**WHAT TO PRODUCE**
Single out the lines that include the word "JSON". Copy them.

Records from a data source
□ □ □ □

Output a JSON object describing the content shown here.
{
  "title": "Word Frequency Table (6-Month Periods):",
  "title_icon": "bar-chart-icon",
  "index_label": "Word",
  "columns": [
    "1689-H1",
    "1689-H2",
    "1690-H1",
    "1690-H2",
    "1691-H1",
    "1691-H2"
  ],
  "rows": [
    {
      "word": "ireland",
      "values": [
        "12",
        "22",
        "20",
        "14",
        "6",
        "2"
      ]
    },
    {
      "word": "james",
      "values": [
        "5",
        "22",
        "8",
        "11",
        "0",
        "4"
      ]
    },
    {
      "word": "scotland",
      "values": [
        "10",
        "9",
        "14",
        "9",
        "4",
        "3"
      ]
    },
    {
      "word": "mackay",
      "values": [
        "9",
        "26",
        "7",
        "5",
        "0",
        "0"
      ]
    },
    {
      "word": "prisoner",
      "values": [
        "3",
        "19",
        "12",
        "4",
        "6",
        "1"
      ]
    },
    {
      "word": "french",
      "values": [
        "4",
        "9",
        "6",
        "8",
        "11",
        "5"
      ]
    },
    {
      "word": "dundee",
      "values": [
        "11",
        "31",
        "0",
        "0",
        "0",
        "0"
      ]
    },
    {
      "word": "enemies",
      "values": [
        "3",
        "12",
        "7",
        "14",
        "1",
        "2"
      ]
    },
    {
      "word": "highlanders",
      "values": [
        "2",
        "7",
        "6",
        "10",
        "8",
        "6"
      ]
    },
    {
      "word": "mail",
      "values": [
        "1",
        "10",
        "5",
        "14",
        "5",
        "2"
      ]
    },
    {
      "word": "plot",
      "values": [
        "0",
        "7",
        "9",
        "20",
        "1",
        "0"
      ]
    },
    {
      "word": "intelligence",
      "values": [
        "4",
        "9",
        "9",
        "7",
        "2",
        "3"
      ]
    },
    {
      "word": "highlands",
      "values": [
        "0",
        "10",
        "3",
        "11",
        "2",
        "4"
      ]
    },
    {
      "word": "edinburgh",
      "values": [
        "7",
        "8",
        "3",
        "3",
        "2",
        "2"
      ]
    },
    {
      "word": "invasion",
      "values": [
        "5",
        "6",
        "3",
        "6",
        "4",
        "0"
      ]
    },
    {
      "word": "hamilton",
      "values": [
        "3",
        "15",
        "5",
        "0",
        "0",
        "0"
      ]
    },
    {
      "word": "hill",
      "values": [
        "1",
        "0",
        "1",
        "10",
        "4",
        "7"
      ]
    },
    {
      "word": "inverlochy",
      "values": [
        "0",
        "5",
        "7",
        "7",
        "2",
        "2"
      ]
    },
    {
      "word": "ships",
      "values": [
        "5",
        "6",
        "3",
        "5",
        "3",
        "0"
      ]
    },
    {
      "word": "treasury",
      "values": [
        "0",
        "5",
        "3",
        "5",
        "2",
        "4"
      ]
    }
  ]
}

□ □ □ □

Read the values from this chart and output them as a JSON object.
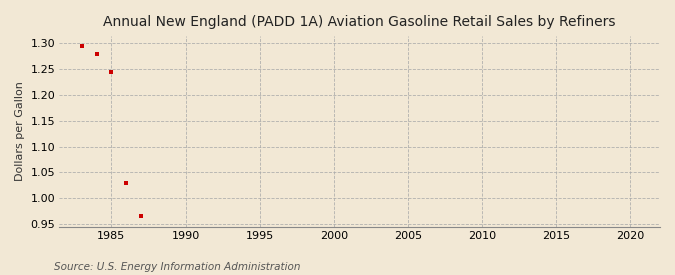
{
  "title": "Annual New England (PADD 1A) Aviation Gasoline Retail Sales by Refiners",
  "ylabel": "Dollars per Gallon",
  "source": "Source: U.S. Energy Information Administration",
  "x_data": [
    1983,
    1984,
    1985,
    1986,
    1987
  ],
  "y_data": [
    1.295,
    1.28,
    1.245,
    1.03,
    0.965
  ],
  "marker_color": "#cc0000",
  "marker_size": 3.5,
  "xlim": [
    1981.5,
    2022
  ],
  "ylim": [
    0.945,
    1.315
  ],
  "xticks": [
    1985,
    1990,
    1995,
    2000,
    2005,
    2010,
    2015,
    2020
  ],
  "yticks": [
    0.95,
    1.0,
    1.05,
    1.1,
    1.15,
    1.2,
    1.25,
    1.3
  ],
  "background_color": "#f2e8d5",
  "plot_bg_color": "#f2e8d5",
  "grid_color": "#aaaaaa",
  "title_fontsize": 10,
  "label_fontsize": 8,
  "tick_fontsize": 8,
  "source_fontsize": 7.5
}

□ □ □ □

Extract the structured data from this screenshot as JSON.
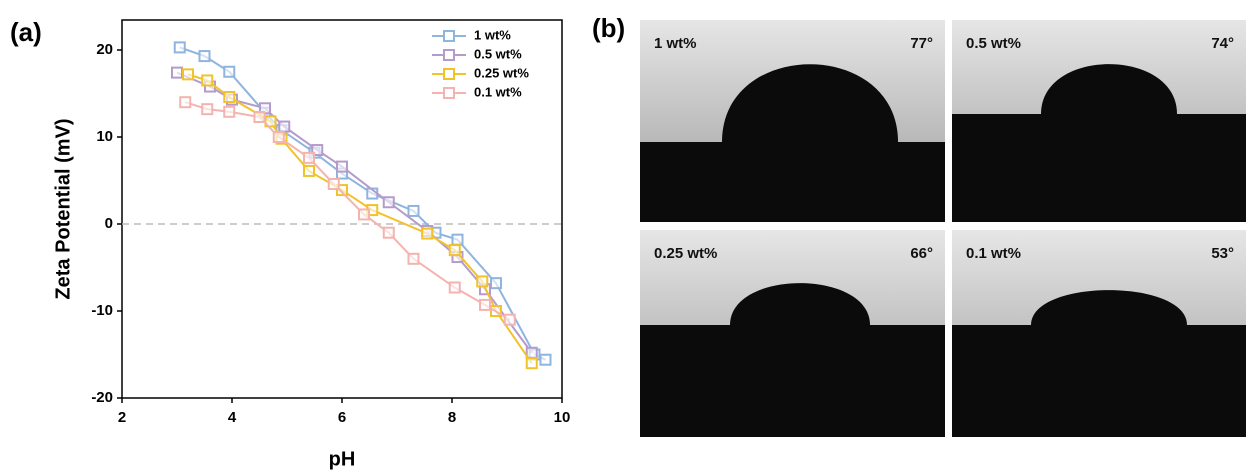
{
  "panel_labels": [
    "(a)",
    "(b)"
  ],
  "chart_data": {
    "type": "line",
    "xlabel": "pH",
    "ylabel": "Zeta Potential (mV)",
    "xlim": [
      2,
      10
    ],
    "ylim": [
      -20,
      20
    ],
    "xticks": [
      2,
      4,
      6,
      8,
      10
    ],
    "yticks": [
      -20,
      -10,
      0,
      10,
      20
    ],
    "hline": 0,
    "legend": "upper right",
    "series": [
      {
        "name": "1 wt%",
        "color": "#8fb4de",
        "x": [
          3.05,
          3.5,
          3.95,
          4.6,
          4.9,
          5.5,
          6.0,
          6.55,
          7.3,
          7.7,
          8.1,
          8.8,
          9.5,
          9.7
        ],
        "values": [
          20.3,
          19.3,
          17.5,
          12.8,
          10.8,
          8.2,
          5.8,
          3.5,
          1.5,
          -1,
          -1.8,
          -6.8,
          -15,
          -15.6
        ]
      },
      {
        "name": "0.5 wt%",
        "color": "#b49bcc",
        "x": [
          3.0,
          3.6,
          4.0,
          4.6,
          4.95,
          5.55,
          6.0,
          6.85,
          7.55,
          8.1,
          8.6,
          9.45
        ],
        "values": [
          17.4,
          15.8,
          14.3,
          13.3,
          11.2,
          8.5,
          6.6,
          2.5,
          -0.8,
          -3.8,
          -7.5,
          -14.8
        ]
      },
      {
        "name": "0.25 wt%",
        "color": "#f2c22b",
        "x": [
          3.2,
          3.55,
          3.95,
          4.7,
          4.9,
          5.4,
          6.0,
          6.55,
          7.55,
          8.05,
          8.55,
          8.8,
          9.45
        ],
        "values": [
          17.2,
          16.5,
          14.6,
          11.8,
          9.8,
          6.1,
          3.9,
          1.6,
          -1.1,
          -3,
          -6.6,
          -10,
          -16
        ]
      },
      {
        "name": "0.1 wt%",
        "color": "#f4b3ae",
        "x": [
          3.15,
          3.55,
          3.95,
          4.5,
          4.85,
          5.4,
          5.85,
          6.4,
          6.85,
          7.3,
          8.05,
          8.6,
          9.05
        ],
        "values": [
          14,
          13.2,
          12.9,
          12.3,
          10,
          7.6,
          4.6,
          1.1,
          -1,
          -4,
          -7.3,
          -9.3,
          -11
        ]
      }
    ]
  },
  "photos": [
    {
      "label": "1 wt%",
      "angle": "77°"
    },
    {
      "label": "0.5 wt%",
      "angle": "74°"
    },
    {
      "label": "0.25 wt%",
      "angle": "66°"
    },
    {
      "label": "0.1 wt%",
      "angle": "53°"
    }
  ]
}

□ □ □ □

**ANSWER TO THIS PROBLEM**
Output a JSON object describing the content shown here.
Read the values from this chart and output them as a JSON object.
Extract the structured data from this screenshot as JSON.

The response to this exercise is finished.